Saved entries:
_ _ _

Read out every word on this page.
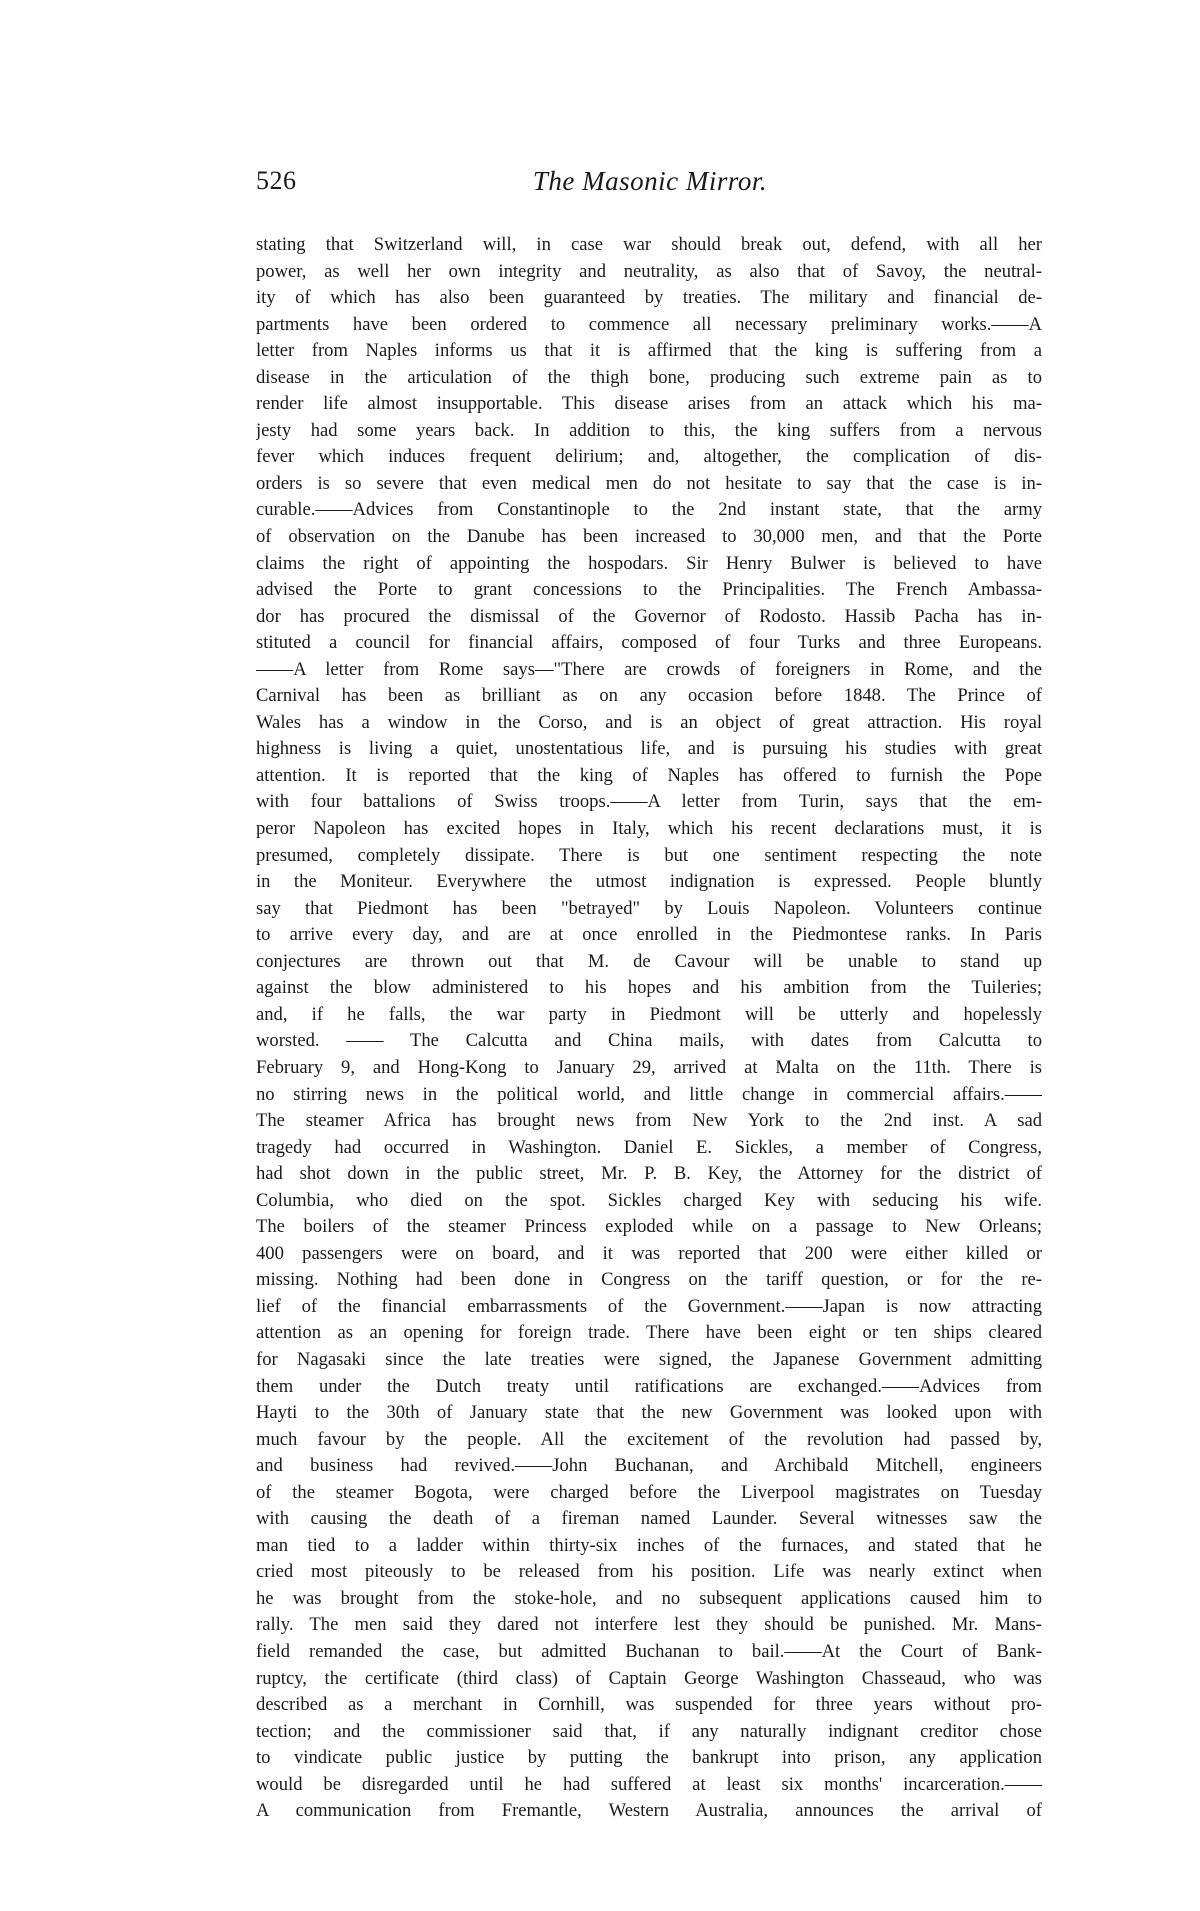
526	The Masonic Mirror.
stating that Switzerland will, in case war should break out, defend, with all her
power, as well her own integrity and neutrality, as also that of Savoy, the neutral-
ity of which has also been guaranteed by treaties. The military and financial de-
partments have been ordered to commence all necessary preliminary works.——A
letter from Naples informs us that it is affirmed that the king is suffering from a
disease in the articulation of the thigh bone, producing such extreme pain as to
render life almost insupportable. This disease arises from an attack which his ma-
jesty had some years back. In addition to this, the king suffers from a nervous
fever which induces frequent delirium; and, altogether, the complication of dis-
orders is so severe that even medical men do not hesitate to say that the case is in-
curable.——Advices from Constantinople to the 2nd instant state, that the army
of observation on the Danube has been increased to 30,000 men, and that the Porte
claims the right of appointing the hospodars. Sir Henry Bulwer is believed to have
advised the Porte to grant concessions to the Principalities. The French Ambassa-
dor has procured the dismissal of the Governor of Rodosto. Hassib Pacha has in-
stituted a council for financial affairs, composed of four Turks and three Europeans.
——A letter from Rome says—"There are crowds of foreigners in Rome, and the
Carnival has been as brilliant as on any occasion before 1848. The Prince of
Wales has a window in the Corso, and is an object of great attraction. His royal
highness is living a quiet, unostentatious life, and is pursuing his studies with great
attention. It is reported that the king of Naples has offered to furnish the Pope
with four battalions of Swiss troops.——A letter from Turin, says that the em-
peror Napoleon has excited hopes in Italy, which his recent declarations must, it is
presumed, completely dissipate. There is but one sentiment respecting the note
in the Moniteur. Everywhere the utmost indignation is expressed. People bluntly
say that Piedmont has been "betrayed" by Louis Napoleon. Volunteers continue
to arrive every day, and are at once enrolled in the Piedmontese ranks. In Paris
conjectures are thrown out that M. de Cavour will be unable to stand up
against the blow administered to his hopes and his ambition from the Tuileries;
and, if he falls, the war party in Piedmont will be utterly and hopelessly
worsted. —— The Calcutta and China mails, with dates from Calcutta to
February 9, and Hong-Kong to January 29, arrived at Malta on the 11th. There is
no stirring news in the political world, and little change in commercial affairs.——
The steamer Africa has brought news from New York to the 2nd inst. A sad
tragedy had occurred in Washington. Daniel E. Sickles, a member of Congress,
had shot down in the public street, Mr. P. B. Key, the Attorney for the district of
Columbia, who died on the spot. Sickles charged Key with seducing his wife.
The boilers of the steamer Princess exploded while on a passage to New Orleans;
400 passengers were on board, and it was reported that 200 were either killed or
missing. Nothing had been done in Congress on the tariff question, or for the re-
lief of the financial embarrassments of the Government.——Japan is now attracting
attention as an opening for foreign trade. There have been eight or ten ships cleared
for Nagasaki since the late treaties were signed, the Japanese Government admitting
them under the Dutch treaty until ratifications are exchanged.——Advices from
Hayti to the 30th of January state that the new Government was looked upon with
much favour by the people. All the excitement of the revolution had passed by,
and business had revived.——John Buchanan, and Archibald Mitchell, engineers
of the steamer Bogota, were charged before the Liverpool magistrates on Tuesday
with causing the death of a fireman named Launder. Several witnesses saw the
man tied to a ladder within thirty-six inches of the furnaces, and stated that he
cried most piteously to be released from his position. Life was nearly extinct when
he was brought from the stoke-hole, and no subsequent applications caused him to
rally. The men said they dared not interfere lest they should be punished. Mr. Mans-
field remanded the case, but admitted Buchanan to bail.——At the Court of Bank-
ruptcy, the certificate (third class) of Captain George Washington Chasseaud, who was
described as a merchant in Cornhill, was suspended for three years without pro-
tection; and the commissioner said that, if any naturally indignant creditor chose
to vindicate public justice by putting the bankrupt into prison, any application
would be disregarded until he had suffered at least six months' incarceration.——
A communication from Fremantle, Western Australia, announces the arrival of
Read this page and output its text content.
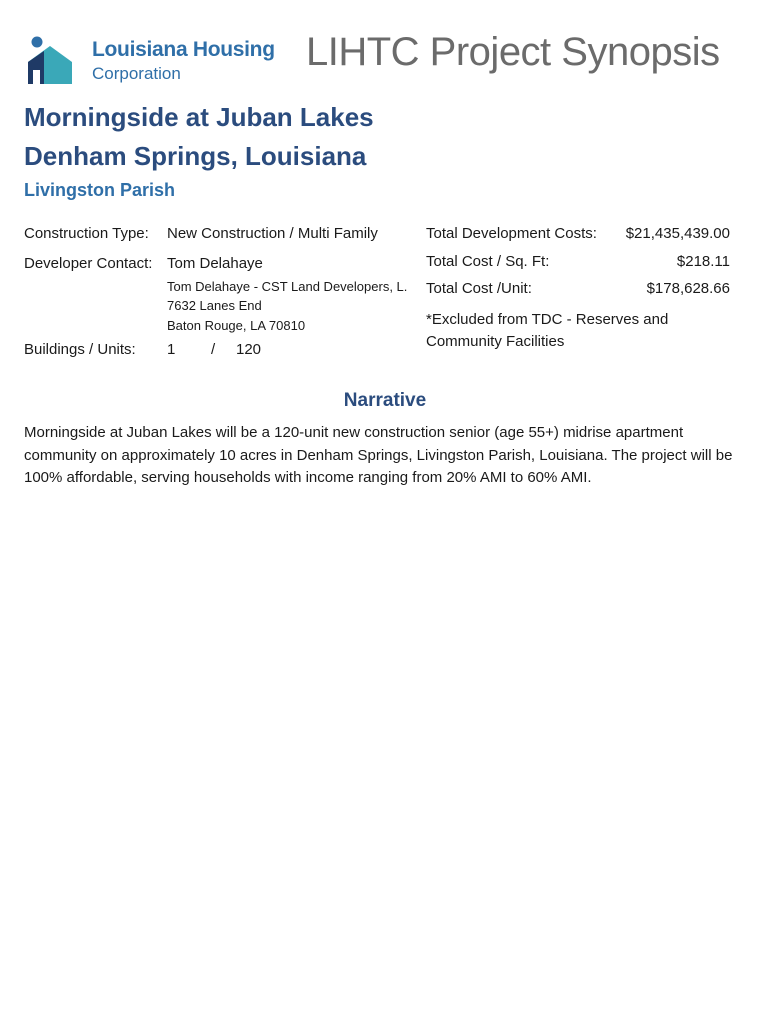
Louisiana Housing
Corporation	LIHTC Project Synopsis
Morningside at Juban Lakes
Denham Springs, Louisiana
Livingston Parish
Construction Type: New Construction / Multi Family
Developer Contact: Tom Delahaye
Tom Delahaye - CST Land Developers, L.
7632 Lanes End
Baton Rouge, LA 70810
Buildings / Units: 1 / 120
Total Development Costs: $21,435,439.00
Total Cost / Sq. Ft:	$218.11
Total Cost /Unit:	$178,628.66
*Excluded from TDC - Reserves and Community Facilities
Narrative
Morningside at Juban Lakes will be a 120-unit new construction senior (age 55+) midrise apartment community on approximately 10 acres in Denham Springs, Livingston Parish, Louisiana. The project will be 100% affordable, serving households with income ranging from 20% AMI to 60% AMI.
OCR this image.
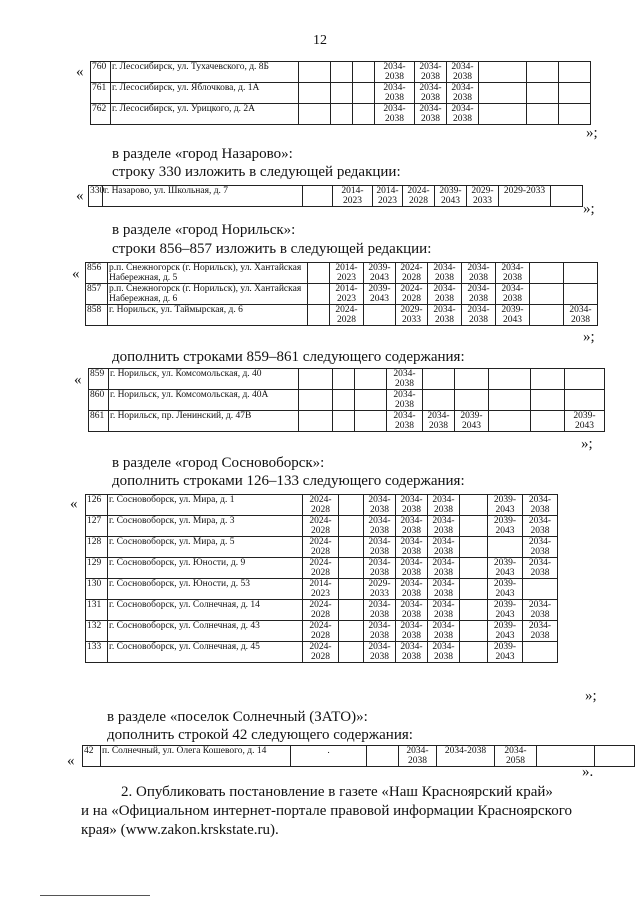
12
« 760	г. Лесосибирск, ул. Тухачевского, д. 8Б				2034-2038	2034-2038	2034-2038			
761	г. Лесосибирск, ул. Яблочкова, д. 1А				2034-2038	2034-2038	2034-2038			
762	г. Лесосибирск, ул. Урицкого, д. 2А				2034-2038	2034-2038	2034-2038			
»;
в разделе «город Назарово»:
строку 330 изложить в следующей редакции:
« 330	г. Назарово, ул. Школьная, д. 7		2014-2023	2014-2023	2024-2028	2039-2043	2029-2033	2029-2033		
»;
в разделе «город Норильск»:
строки 856–857 изложить в следующей редакции:
« 856	р.п. Снежногорск (г. Норильск), ул. Хантайская Набережная, д. 5		2014-2023	2039-2043	2024-2028	2034-2038	2034-2038	2034-2038		
857	р.п. Снежногорск (г. Норильск), ул. Хантайская Набережная, д. 6		2014-2023	2039-2043	2024-2028	2034-2038	2034-2038	2034-2038		
858	г. Норильск, ул. Таймырская, д. 6		2024-2028		2029-2033	2034-2038	2034-2038	2039-2043		2034-2038
»;
дополнить строками 859–861 следующего содержания:
« 859	г. Норильск, ул. Комсомольская, д. 40				2034-2038					
860	г. Норильск, ул. Комсомольская, д. 40А				2034-2038					
861	г. Норильск, пр. Ленинский, д. 47В				2034-2038	2034-2038	2039-2043			2039-2043
»;
в разделе «город Сосновоборск»:
дополнить строками 126–133 следующего содержания:
« 126	г. Сосновоборск, ул. Мира, д. 1	2024-2028		2034-2038	2034-2038	2034-2038		2039-2043	2034-2038
127	г. Сосновоборск, ул. Мира, д. 3	2024-2028		2034-2038	2034-2038	2034-2038		2039-2043	2034-2038
128	г. Сосновоборск, ул. Мира, д. 5	2024-2028		2034-2038	2034-2038	2034-2038			2034-2038
129	г. Сосновоборск, ул. Юности, д. 9	2024-2028		2034-2038	2034-2038	2034-2038		2039-2043	2034-2038
130	г. Сосновоборск, ул. Юности, д. 53	2014-2023		2029-2033	2034-2038	2034-2038		2039-2043	
131	г. Сосновоборск, ул. Солнечная, д. 14	2024-2028		2034-2038	2034-2038	2034-2038		2039-2043	2034-2038
132	г. Сосновоборск, ул. Солнечная, д. 43	2024-2028		2034-2038	2034-2038	2034-2038		2039-2043	2034-2038
133	г. Сосновоборск, ул. Солнечная, д. 45	2024-2028		2034-2038	2034-2038	2034-2038		2039-2043	
»;
в разделе «поселок Солнечный (ЗАТО)»:
дополнить строкой 42 следующего содержания:
«
42	п. Солнечный, ул. Олега Кошевого, д. 14	.		2034-2038	2034-2038	2034-2058			
».
2. Опубликовать постановление в газете «Наш Красноярский край»
и на «Официальном интернет-портале правовой информации Красноярского
края» (www.zakon.krskstate.ru).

_ _ _

DIRECTION: Without the pictures, restate all of the entries above verbatim.

RESULT BELOW:
Read out every word on this page.
526	The Masonic Mirror.
stating that Switzerland will, in case war should break out, defend, with all her
power, as well her own integrity and neutrality, as also that of Savoy, the neutral-
ity of which has also been guaranteed by treaties. The military and financial de-
partments have been ordered to commence all necessary preliminary works.——A
letter from Naples informs us that it is affirmed that the king is suffering from a
disease in the articulation of the thigh bone, producing such extreme pain as to
render life almost insupportable. This disease arises from an attack which his ma-
jesty had some years back. In addition to this, the king suffers from a nervous
fever which induces frequent delirium; and, altogether, the complication of dis-
orders is so severe that even medical men do not hesitate to say that the case is in-
curable.——Advices from Constantinople to the 2nd instant state, that the army
of observation on the Danube has been increased to 30,000 men, and that the Porte
claims the right of appointing the hospodars. Sir Henry Bulwer is believed to have
advised the Porte to grant concessions to the Principalities. The French Ambassa-
dor has procured the dismissal of the Governor of Rodosto. Hassib Pacha has in-
stituted a council for financial affairs, composed of four Turks and three Europeans.
——A letter from Rome says—"There are crowds of foreigners in Rome, and the
Carnival has been as brilliant as on any occasion before 1848. The Prince of
Wales has a window in the Corso, and is an object of great attraction. His royal
highness is living a quiet, unostentatious life, and is pursuing his studies with great
attention. It is reported that the king of Naples has offered to furnish the Pope
with four battalions of Swiss troops.——A letter from Turin, says that the em-
peror Napoleon has excited hopes in Italy, which his recent declarations must, it is
presumed, completely dissipate. There is but one sentiment respecting the note
in the Moniteur. Everywhere the utmost indignation is expressed. People bluntly
say that Piedmont has been "betrayed" by Louis Napoleon. Volunteers continue
to arrive every day, and are at once enrolled in the Piedmontese ranks. In Paris
conjectures are thrown out that M. de Cavour will be unable to stand up
against the blow administered to his hopes and his ambition from the Tuileries;
and, if he falls, the war party in Piedmont will be utterly and hopelessly
worsted. —— The Calcutta and China mails, with dates from Calcutta to
February 9, and Hong-Kong to January 29, arrived at Malta on the 11th. There is
no stirring news in the political world, and little change in commercial affairs.——
The steamer Africa has brought news from New York to the 2nd inst. A sad
tragedy had occurred in Washington. Daniel E. Sickles, a member of Congress,
had shot down in the public street, Mr. P. B. Key, the Attorney for the district of
Columbia, who died on the spot. Sickles charged Key with seducing his wife.
The boilers of the steamer Princess exploded while on a passage to New Orleans;
400 passengers were on board, and it was reported that 200 were either killed or
missing. Nothing had been done in Congress on the tariff question, or for the re-
lief of the financial embarrassments of the Government.——Japan is now attracting
attention as an opening for foreign trade. There have been eight or ten ships cleared
for Nagasaki since the late treaties were signed, the Japanese Government admitting
them under the Dutch treaty until ratifications are exchanged.——Advices from
Hayti to the 30th of January state that the new Government was looked upon with
much favour by the people. All the excitement of the revolution had passed by,
and business had revived.——John Buchanan, and Archibald Mitchell, engineers
of the steamer Bogota, were charged before the Liverpool magistrates on Tuesday
with causing the death of a fireman named Launder. Several witnesses saw the
man tied to a ladder within thirty-six inches of the furnaces, and stated that he
cried most piteously to be released from his position. Life was nearly extinct when
he was brought from the stoke-hole, and no subsequent applications caused him to
rally. The men said they dared not interfere lest they should be punished. Mr. Mans-
field remanded the case, but admitted Buchanan to bail.——At the Court of Bank-
ruptcy, the certificate (third class) of Captain George Washington Chasseaud, who was
described as a merchant in Cornhill, was suspended for three years without pro-
tection; and the commissioner said that, if any naturally indignant creditor chose
to vindicate public justice by putting the bankrupt into prison, any application
would be disregarded until he had suffered at least six months' incarceration.——
A communication from Fremantle, Western Australia, announces the arrival of
Read this page and output its text content.
Louisiana Housing
Corporation	LIHTC Project Synopsis
Morningside at Juban Lakes
Denham Springs, Louisiana
Livingston Parish
Construction Type: New Construction / Multi Family
Developer Contact: Tom Delahaye
Tom Delahaye - CST Land Developers, L.
7632 Lanes End
Baton Rouge, LA 70810
Buildings / Units: 1 / 120
Total Development Costs: $21,435,439.00
Total Cost / Sq. Ft:	$218.11
Total Cost /Unit:	$178,628.66
*Excluded from TDC - Reserves and Community Facilities
Narrative
Morningside at Juban Lakes will be a 120-unit new construction senior (age 55+) midrise apartment community on approximately 10 acres in Denham Springs, Livingston Parish, Louisiana. The project will be 100% affordable, serving households with income ranging from 20% AMI to 60% AMI.
OCR this image.
12
« 760	г. Лесосибирск, ул. Тухачевского, д. 8Б				2034-2038	2034-2038	2034-2038			
761	г. Лесосибирск, ул. Яблочкова, д. 1А				2034-2038	2034-2038	2034-2038			
762	г. Лесосибирск, ул. Урицкого, д. 2А				2034-2038	2034-2038	2034-2038			
»;
в разделе «город Назарово»:
строку 330 изложить в следующей редакции:
« 330	г. Назарово, ул. Школьная, д. 7		2014-2023	2014-2023	2024-2028	2039-2043	2029-2033	2029-2033		
»;
в разделе «город Норильск»:
строки 856–857 изложить в следующей редакции:
« 856	р.п. Снежногорск (г. Норильск), ул. Хантайская Набережная, д. 5		2014-2023	2039-2043	2024-2028	2034-2038	2034-2038	2034-2038		
857	р.п. Снежногорск (г. Норильск), ул. Хантайская Набережная, д. 6		2014-2023	2039-2043	2024-2028	2034-2038	2034-2038	2034-2038		
858	г. Норильск, ул. Таймырская, д. 6		2024-2028		2029-2033	2034-2038	2034-2038	2039-2043		2034-2038
»;
дополнить строками 859–861 следующего содержания:
« 859	г. Норильск, ул. Комсомольская, д. 40				2034-2038					
860	г. Норильск, ул. Комсомольская, д. 40А				2034-2038					
861	г. Норильск, пр. Ленинский, д. 47В				2034-2038	2034-2038	2039-2043			2039-2043
»;
в разделе «город Сосновоборск»:
дополнить строками 126–133 следующего содержания:
« 126	г. Сосновоборск, ул. Мира, д. 1	2024-2028		2034-2038	2034-2038	2034-2038		2039-2043	2034-2038
127	г. Сосновоборск, ул. Мира, д. 3	2024-2028		2034-2038	2034-2038	2034-2038		2039-2043	2034-2038
128	г. Сосновоборск, ул. Мира, д. 5	2024-2028		2034-2038	2034-2038	2034-2038			2034-2038
129	г. Сосновоборск, ул. Юности, д. 9	2024-2028		2034-2038	2034-2038	2034-2038		2039-2043	2034-2038
130	г. Сосновоборск, ул. Юности, д. 53	2014-2023		2029-2033	2034-2038	2034-2038		2039-2043	
131	г. Сосновоборск, ул. Солнечная, д. 14	2024-2028		2034-2038	2034-2038	2034-2038		2039-2043	2034-2038
132	г. Сосновоборск, ул. Солнечная, д. 43	2024-2028		2034-2038	2034-2038	2034-2038		2039-2043	2034-2038
133	г. Сосновоборск, ул. Солнечная, д. 45	2024-2028		2034-2038	2034-2038	2034-2038		2039-2043	
»;
в разделе «поселок Солнечный (ЗАТО)»:
дополнить строкой 42 следующего содержания:
«
42	п. Солнечный, ул. Олега Кошевого, д. 14	.		2034-2038	2034-2038	2034-2058			
».
2. Опубликовать постановление в газете «Наш Красноярский край»
и на «Официальном интернет-портале правовой информации Красноярского
края» (www.zakon.krskstate.ru).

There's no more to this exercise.